TASK —
Below are some records; retype all of them exactly.

MATERIAL —

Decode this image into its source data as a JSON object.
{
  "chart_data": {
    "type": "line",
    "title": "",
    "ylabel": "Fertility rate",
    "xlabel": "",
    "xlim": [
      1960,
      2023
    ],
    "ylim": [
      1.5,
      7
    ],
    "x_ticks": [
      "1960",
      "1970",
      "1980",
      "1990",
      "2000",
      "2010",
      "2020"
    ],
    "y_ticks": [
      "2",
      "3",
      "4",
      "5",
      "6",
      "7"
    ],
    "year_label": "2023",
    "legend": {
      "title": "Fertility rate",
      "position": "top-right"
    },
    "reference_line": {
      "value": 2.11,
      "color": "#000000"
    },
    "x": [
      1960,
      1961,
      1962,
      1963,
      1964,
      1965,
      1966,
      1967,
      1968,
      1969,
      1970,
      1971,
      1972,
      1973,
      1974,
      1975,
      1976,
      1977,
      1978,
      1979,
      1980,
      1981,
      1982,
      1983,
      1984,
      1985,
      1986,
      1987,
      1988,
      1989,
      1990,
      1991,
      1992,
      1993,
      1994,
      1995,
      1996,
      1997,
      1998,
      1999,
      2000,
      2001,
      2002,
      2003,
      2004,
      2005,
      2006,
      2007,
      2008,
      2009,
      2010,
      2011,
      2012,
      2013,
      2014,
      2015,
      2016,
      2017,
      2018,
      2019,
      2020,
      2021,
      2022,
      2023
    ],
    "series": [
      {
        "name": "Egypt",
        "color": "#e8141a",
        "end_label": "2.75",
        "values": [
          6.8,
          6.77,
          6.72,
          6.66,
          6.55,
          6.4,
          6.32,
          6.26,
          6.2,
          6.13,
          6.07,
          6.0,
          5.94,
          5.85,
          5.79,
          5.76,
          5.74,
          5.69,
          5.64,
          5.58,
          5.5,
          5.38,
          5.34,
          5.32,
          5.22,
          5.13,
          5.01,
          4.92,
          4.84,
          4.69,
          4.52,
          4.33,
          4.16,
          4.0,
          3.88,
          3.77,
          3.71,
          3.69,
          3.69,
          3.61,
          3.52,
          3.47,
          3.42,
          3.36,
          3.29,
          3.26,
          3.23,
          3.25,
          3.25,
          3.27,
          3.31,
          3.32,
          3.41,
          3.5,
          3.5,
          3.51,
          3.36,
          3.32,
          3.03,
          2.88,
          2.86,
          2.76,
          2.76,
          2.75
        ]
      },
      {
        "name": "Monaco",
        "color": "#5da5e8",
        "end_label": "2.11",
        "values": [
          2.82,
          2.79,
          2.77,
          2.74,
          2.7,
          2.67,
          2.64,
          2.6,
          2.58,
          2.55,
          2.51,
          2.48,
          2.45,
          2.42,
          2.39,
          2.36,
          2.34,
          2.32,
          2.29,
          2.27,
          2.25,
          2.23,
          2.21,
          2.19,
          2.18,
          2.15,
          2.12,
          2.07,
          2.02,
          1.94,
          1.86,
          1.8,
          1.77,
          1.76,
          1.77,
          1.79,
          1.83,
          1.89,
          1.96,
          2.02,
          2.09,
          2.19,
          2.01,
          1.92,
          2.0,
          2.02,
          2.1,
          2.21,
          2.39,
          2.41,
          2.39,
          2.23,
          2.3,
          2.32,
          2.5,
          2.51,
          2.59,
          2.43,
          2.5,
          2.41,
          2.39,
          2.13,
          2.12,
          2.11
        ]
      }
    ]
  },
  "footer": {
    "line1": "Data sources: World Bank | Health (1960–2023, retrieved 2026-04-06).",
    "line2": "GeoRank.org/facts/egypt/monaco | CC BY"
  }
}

THE SOLUTION —
Decode this image into its source data as a JSON object.
{
  "chart_data": {
    "type": "line",
    "title": "",
    "ylabel": "Fertility rate",
    "xlabel": "",
    "xlim": [
      1960,
      2023
    ],
    "ylim": [
      1.5,
      7
    ],
    "x_ticks": [
      "1960",
      "1970",
      "1980",
      "1990",
      "2000",
      "2010",
      "2020"
    ],
    "y_ticks": [
      "2",
      "3",
      "4",
      "5",
      "6",
      "7"
    ],
    "year_label": "2023",
    "legend": {
      "title": "Fertility rate",
      "position": "top-right"
    },
    "reference_line": {
      "value": 2.11,
      "color": "#000000"
    },
    "x": [
      1960,
      1961,
      1962,
      1963,
      1964,
      1965,
      1966,
      1967,
      1968,
      1969,
      1970,
      1971,
      1972,
      1973,
      1974,
      1975,
      1976,
      1977,
      1978,
      1979,
      1980,
      1981,
      1982,
      1983,
      1984,
      1985,
      1986,
      1987,
      1988,
      1989,
      1990,
      1991,
      1992,
      1993,
      1994,
      1995,
      1996,
      1997,
      1998,
      1999,
      2000,
      2001,
      2002,
      2003,
      2004,
      2005,
      2006,
      2007,
      2008,
      2009,
      2010,
      2011,
      2012,
      2013,
      2014,
      2015,
      2016,
      2017,
      2018,
      2019,
      2020,
      2021,
      2022,
      2023
    ],
    "series": [
      {
        "name": "Egypt",
        "color": "#e8141a",
        "end_label": "2.75",
        "values": [
          6.8,
          6.77,
          6.72,
          6.66,
          6.55,
          6.4,
          6.32,
          6.26,
          6.2,
          6.13,
          6.07,
          6.0,
          5.94,
          5.85,
          5.79,
          5.76,
          5.74,
          5.69,
          5.64,
          5.58,
          5.5,
          5.38,
          5.34,
          5.32,
          5.22,
          5.13,
          5.01,
          4.92,
          4.84,
          4.69,
          4.52,
          4.33,
          4.16,
          4.0,
          3.88,
          3.77,
          3.71,
          3.69,
          3.69,
          3.61,
          3.52,
          3.47,
          3.42,
          3.36,
          3.29,
          3.26,
          3.23,
          3.25,
          3.25,
          3.27,
          3.31,
          3.32,
          3.41,
          3.5,
          3.5,
          3.51,
          3.36,
          3.32,
          3.03,
          2.88,
          2.86,
          2.76,
          2.76,
          2.75
        ]
      },
      {
        "name": "Monaco",
        "color": "#5da5e8",
        "end_label": "2.11",
        "values": [
          2.82,
          2.79,
          2.77,
          2.74,
          2.7,
          2.67,
          2.64,
          2.6,
          2.58,
          2.55,
          2.51,
          2.48,
          2.45,
          2.42,
          2.39,
          2.36,
          2.34,
          2.32,
          2.29,
          2.27,
          2.25,
          2.23,
          2.21,
          2.19,
          2.18,
          2.15,
          2.12,
          2.07,
          2.02,
          1.94,
          1.86,
          1.8,
          1.77,
          1.76,
          1.77,
          1.79,
          1.83,
          1.89,
          1.96,
          2.02,
          2.09,
          2.19,
          2.01,
          1.92,
          2.0,
          2.02,
          2.1,
          2.21,
          2.39,
          2.41,
          2.39,
          2.23,
          2.3,
          2.32,
          2.5,
          2.51,
          2.59,
          2.43,
          2.5,
          2.41,
          2.39,
          2.13,
          2.12,
          2.11
        ]
      }
    ]
  },
  "footer": {
    "line1": "Data sources: World Bank | Health (1960–2023, retrieved 2026-04-06).",
    "line2": "GeoRank.org/facts/egypt/monaco | CC BY"
  }
}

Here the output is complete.